Kutipan

::::::::::

“Pada masa depan, teknologi Artificial Intelligence (AI) mungkin akan memainkan peran yang lebih besar dalam dunia kerja. Ini dapat mengubah cara kita bekerja dan menyelesaikan pekerjaan. AI dapat membantu kita bekerja lebih cepat dan efisien, tetapi juga dapat mengakibatkan kehilangan pekerjaan bagi beberapa orang. Namun, jangan khawatir, AI juga akan membuka peluang pekerjaan baru,” begitulah definisi AI yang dituliskan oleh AI.
Narasi tersebut merupakan narasi yang dibuat oleh teknologi AI atau Kecerdasan Buatan melewati kalimat perintah pendek yang ditulis manusia hanya dalam waktu beberapa detik. Tak hanya sampai disitu, AI bahkan sudah dapat melakukan hal seperti membuat lukisan dengan gaya ala pelukis terkenal, sampai membuat gambar diri kita yang saat ini sedang ramai di sosial media.

::::::::::

Bagian Data

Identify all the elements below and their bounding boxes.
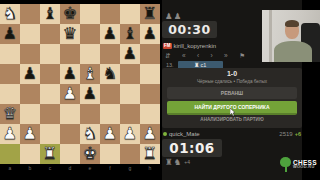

::::::::::

Petunjuk Tertulis
Menurut kutipan tentang AI, berapa lama waktu yang dibutuhkan AI untuk membuat narasi itu dari kalimat perintah pendek yang ditulis manusia?

Hasil Latihan
Hanya beberapa detik.